* [The task]:
Pick every line from the data that holds the word "nhận".

Source data:
____________________
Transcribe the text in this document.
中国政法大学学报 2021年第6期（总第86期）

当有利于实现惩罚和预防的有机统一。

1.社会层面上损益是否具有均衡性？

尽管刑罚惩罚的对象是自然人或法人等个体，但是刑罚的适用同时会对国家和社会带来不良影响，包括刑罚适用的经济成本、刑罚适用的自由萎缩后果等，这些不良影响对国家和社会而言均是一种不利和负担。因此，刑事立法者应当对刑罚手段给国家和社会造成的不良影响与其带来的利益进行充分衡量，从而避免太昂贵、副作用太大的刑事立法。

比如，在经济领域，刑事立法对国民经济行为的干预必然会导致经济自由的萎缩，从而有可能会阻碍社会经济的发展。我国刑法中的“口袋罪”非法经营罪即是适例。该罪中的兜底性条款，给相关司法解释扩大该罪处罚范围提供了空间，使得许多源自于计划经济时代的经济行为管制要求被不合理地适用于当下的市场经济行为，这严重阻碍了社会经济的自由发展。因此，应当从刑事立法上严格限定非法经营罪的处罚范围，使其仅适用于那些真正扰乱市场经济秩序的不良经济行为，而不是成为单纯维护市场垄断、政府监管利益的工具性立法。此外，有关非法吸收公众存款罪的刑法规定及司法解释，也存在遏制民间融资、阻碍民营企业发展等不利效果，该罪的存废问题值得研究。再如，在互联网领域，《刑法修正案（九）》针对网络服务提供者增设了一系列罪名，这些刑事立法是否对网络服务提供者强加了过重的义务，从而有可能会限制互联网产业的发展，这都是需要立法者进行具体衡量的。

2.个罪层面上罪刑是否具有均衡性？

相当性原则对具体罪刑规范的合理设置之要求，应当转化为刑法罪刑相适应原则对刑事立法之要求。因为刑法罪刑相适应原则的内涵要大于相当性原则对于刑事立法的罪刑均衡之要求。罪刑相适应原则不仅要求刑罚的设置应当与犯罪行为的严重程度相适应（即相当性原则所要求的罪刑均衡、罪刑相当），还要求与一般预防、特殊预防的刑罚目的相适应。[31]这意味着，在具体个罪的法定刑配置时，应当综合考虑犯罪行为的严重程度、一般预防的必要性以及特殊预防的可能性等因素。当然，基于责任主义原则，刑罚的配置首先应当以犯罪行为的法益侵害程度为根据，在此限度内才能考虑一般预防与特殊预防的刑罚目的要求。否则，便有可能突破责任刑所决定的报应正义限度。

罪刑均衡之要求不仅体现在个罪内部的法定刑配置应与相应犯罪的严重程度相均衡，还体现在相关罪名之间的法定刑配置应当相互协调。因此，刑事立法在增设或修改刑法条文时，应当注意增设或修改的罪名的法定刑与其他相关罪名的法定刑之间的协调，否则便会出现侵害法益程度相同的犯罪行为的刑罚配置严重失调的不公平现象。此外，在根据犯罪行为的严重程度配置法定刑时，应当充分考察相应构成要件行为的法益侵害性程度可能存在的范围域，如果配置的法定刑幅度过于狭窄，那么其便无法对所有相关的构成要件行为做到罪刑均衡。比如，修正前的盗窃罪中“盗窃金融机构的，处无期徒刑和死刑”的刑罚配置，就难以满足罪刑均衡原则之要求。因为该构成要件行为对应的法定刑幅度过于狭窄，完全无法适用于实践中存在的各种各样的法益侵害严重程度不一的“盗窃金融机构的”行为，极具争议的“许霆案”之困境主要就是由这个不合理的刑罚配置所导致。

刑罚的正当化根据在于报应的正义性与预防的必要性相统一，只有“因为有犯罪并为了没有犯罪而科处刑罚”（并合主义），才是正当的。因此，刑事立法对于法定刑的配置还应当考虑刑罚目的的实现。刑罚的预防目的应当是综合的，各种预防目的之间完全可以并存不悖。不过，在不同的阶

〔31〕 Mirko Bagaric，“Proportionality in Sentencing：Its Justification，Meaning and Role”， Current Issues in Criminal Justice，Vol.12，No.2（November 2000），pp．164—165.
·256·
____________________
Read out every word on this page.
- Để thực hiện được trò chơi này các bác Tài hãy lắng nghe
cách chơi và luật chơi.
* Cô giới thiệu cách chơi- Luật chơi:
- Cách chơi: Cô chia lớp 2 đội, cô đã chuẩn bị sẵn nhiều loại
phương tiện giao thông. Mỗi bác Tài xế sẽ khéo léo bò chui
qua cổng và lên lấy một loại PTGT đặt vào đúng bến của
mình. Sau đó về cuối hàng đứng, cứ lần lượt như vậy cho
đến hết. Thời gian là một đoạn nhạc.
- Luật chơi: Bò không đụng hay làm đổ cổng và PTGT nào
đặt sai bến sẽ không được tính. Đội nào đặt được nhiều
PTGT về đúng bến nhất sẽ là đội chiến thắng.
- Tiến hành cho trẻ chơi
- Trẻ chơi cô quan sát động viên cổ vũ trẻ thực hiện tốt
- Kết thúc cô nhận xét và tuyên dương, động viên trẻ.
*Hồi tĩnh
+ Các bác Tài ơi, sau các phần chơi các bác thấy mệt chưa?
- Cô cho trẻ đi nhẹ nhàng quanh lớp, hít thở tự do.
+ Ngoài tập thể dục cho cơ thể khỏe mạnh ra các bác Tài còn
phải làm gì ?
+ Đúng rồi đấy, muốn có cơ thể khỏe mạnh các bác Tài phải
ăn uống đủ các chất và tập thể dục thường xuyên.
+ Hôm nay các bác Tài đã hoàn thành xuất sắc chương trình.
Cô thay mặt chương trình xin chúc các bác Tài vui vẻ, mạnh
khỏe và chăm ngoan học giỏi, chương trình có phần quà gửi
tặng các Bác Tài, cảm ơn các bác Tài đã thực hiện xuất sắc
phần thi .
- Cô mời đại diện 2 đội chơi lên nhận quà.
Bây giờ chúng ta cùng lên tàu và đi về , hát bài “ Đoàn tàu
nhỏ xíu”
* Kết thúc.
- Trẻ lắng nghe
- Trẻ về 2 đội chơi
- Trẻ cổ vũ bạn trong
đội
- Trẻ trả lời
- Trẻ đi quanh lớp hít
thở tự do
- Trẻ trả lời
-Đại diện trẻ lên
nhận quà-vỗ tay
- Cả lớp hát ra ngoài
____________________
* [Task answer]:
- Kết thúc cô nhận xét và tuyên dương, động viên trẻ.
- Cô mời đại diện 2 đội chơi lên nhận quà.
nhận quà-vỗ tay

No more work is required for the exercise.